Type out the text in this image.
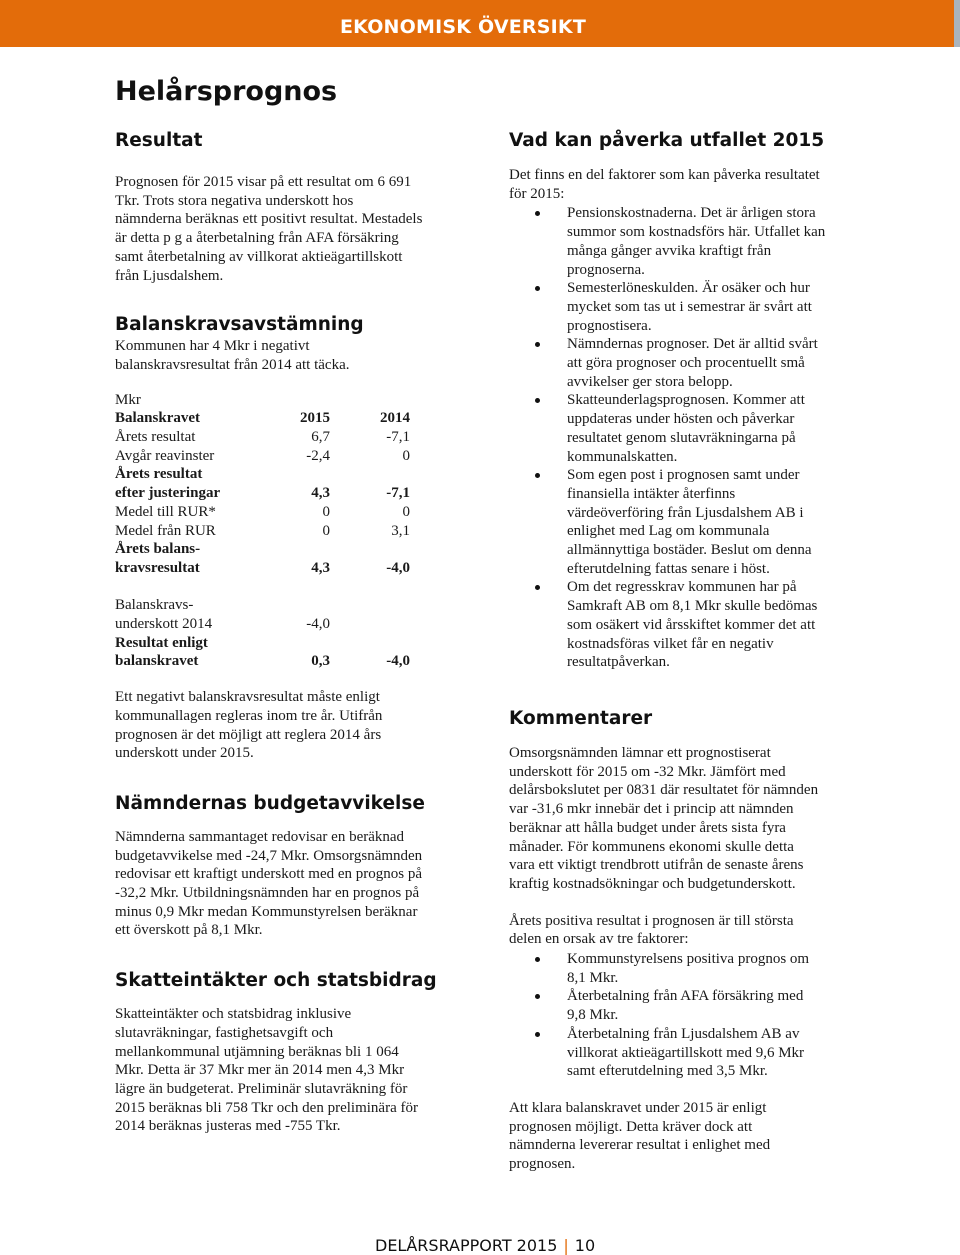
EKONOMISK ÖVERSIKT
Helårsprognos
Resultat

Prognosen för 2015 visar på ett resultat om 6 691

Tkr. Trots stora negativa underskott hos

nämnderna beräknas ett positivt resultat. Mestadels

är detta p g a återbetalning från AFA försäkring

samt återbetalning av villkorat aktieägartillskott

från Ljusdalshem.

Balanskravsavstämning

Kommunen har 4 Mkr i negativt

balanskravsresultat från 2014 att täcka.

Mkr

Balanskravet	2015	2014
Årets resultat	6,7	-7,1
Avgår reavinster	-2,4	0
Årets resultat		
efter justeringar	4,3	-7,1
Medel till RUR*	0	0
Medel från RUR	0	3,1
Årets balans-		
kravsresultat	4,3	-4,0

Balanskravs-		
underskott 2014	-4,0	
Resultat enligt		
balanskravet	0,3	-4,0

Ett negativt balanskravsresultat måste enligt

kommunallagen regleras inom tre år. Utifrån

prognosen är det möjligt att reglera 2014 års

underskott under 2015.

Nämndernas budgetavvikelse

Nämnderna sammantaget redovisar en beräknad

budgetavvikelse med -24,7 Mkr. Omsorgsnämnden

redovisar ett kraftigt underskott med en prognos på

-32,2 Mkr. Utbildningsnämnden har en prognos på

minus 0,9 Mkr medan Kommunstyrelsen beräknar

ett överskott på 8,1 Mkr.

Skatteintäkter och statsbidrag

Skatteintäkter och statsbidrag inklusive

slutavräkningar, fastighetsavgift och

mellankommunal utjämning beräknas bli 1 064

Mkr. Detta är 37 Mkr mer än 2014 men 4,3 Mkr

lägre än budgeterat. Preliminär slutavräkning för

2015 beräknas bli 758 Tkr och den preliminära för

2014 beräknas justeras med -755 Tkr.

Vad kan påverka utfallet 2015

Det finns en del faktorer som kan påverka resultatet

för 2015:

Pensionskostnaderna. Det är årligen stora
summor som kostnadsförs här. Utfallet kan
många gånger avvika kraftigt från
prognoserna.
Semesterlöneskulden. Är osäker och hur
mycket som tas ut i semestrar är svårt att
prognostisera.
Nämndernas prognoser. Det är alltid svårt
att göra prognoser och procentuellt små
avvikelser ger stora belopp.
Skatteunderlagsprognosen. Kommer att
uppdateras under hösten och påverkar
resultatet genom slutavräkningarna på
kommunalskatten.
Som egen post i prognosen samt under
finansiella intäkter återfinns
värdeöverföring från Ljusdalshem AB i
enlighet med Lag om kommunala
allmännyttiga bostäder. Beslut om denna
efterutdelning fattas senare i höst.
Om det regresskrav kommunen har på
Samkraft AB om 8,1 Mkr skulle bedömas
som osäkert vid årsskiftet kommer det att
kostnadsföras vilket får en negativ
resultatpåverkan.
Kommentarer

Omsorgsnämnden lämnar ett prognostiserat

underskott för 2015 om -32 Mkr. Jämfört med

delårsbokslutet per 0831 där resultatet för nämnden

var -31,6 mkr innebär det i princip att nämnden

beräknar att hålla budget under årets sista fyra

månader. För kommunens ekonomi skulle detta

vara ett viktigt trendbrott utifrån de senaste årens

kraftig kostnadsökningar och budgetunderskott.

Årets positiva resultat i prognosen är till största

delen en orsak av tre faktorer:

Kommunstyrelsens positiva prognos om
8,1 Mkr.
Återbetalning från AFA försäkring med
9,8 Mkr.
Återbetalning från Ljusdalshem AB av
villkorat aktieägartillskott med 9,6 Mkr
samt efterutdelning med 3,5 Mkr.

Att klara balanskravet under 2015 är enligt

prognosen möjligt. Detta kräver dock att

nämnderna levererar resultat i enlighet med

prognosen.

DELÅRSRAPPORT 2015 | 10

*WHAT THE TASK REQUIRES*
Recreate the listing above word for word, dropping each picture it contains.

*RESPONSE TO THIS EXERCISE*
Type out the text in this image.
EKONOMISK ÖVERSIKT
Helårsprognos
Resultat

Prognosen för 2015 visar på ett resultat om 6 691

Tkr. Trots stora negativa underskott hos

nämnderna beräknas ett positivt resultat. Mestadels

är detta p g a återbetalning från AFA försäkring

samt återbetalning av villkorat aktieägartillskott

från Ljusdalshem.

Balanskravsavstämning

Kommunen har 4 Mkr i negativt

balanskravsresultat från 2014 att täcka.

Mkr

Balanskravet	2015	2014
Årets resultat	6,7	-7,1
Avgår reavinster	-2,4	0
Årets resultat		
efter justeringar	4,3	-7,1
Medel till RUR*	0	0
Medel från RUR	0	3,1
Årets balans-		
kravsresultat	4,3	-4,0

Balanskravs-		
underskott 2014	-4,0	
Resultat enligt		
balanskravet	0,3	-4,0

Ett negativt balanskravsresultat måste enligt

kommunallagen regleras inom tre år. Utifrån

prognosen är det möjligt att reglera 2014 års

underskott under 2015.

Nämndernas budgetavvikelse

Nämnderna sammantaget redovisar en beräknad

budgetavvikelse med -24,7 Mkr. Omsorgsnämnden

redovisar ett kraftigt underskott med en prognos på

-32,2 Mkr. Utbildningsnämnden har en prognos på

minus 0,9 Mkr medan Kommunstyrelsen beräknar

ett överskott på 8,1 Mkr.

Skatteintäkter och statsbidrag

Skatteintäkter och statsbidrag inklusive

slutavräkningar, fastighetsavgift och

mellankommunal utjämning beräknas bli 1 064

Mkr. Detta är 37 Mkr mer än 2014 men 4,3 Mkr

lägre än budgeterat. Preliminär slutavräkning för

2015 beräknas bli 758 Tkr och den preliminära för

2014 beräknas justeras med -755 Tkr.

Vad kan påverka utfallet 2015

Det finns en del faktorer som kan påverka resultatet

för 2015:

Pensionskostnaderna. Det är årligen stora
summor som kostnadsförs här. Utfallet kan
många gånger avvika kraftigt från
prognoserna.
Semesterlöneskulden. Är osäker och hur
mycket som tas ut i semestrar är svårt att
prognostisera.
Nämndernas prognoser. Det är alltid svårt
att göra prognoser och procentuellt små
avvikelser ger stora belopp.
Skatteunderlagsprognosen. Kommer att
uppdateras under hösten och påverkar
resultatet genom slutavräkningarna på
kommunalskatten.
Som egen post i prognosen samt under
finansiella intäkter återfinns
värdeöverföring från Ljusdalshem AB i
enlighet med Lag om kommunala
allmännyttiga bostäder. Beslut om denna
efterutdelning fattas senare i höst.
Om det regresskrav kommunen har på
Samkraft AB om 8,1 Mkr skulle bedömas
som osäkert vid årsskiftet kommer det att
kostnadsföras vilket får en negativ
resultatpåverkan.
Kommentarer

Omsorgsnämnden lämnar ett prognostiserat

underskott för 2015 om -32 Mkr. Jämfört med

delårsbokslutet per 0831 där resultatet för nämnden

var -31,6 mkr innebär det i princip att nämnden

beräknar att hålla budget under årets sista fyra

månader. För kommunens ekonomi skulle detta

vara ett viktigt trendbrott utifrån de senaste årens

kraftig kostnadsökningar och budgetunderskott.

Årets positiva resultat i prognosen är till största

delen en orsak av tre faktorer:

Kommunstyrelsens positiva prognos om
8,1 Mkr.
Återbetalning från AFA försäkring med
9,8 Mkr.
Återbetalning från Ljusdalshem AB av
villkorat aktieägartillskott med 9,6 Mkr
samt efterutdelning med 3,5 Mkr.

Att klara balanskravet under 2015 är enligt

prognosen möjligt. Detta kräver dock att

nämnderna levererar resultat i enlighet med

prognosen.

DELÅRSRAPPORT 2015 | 10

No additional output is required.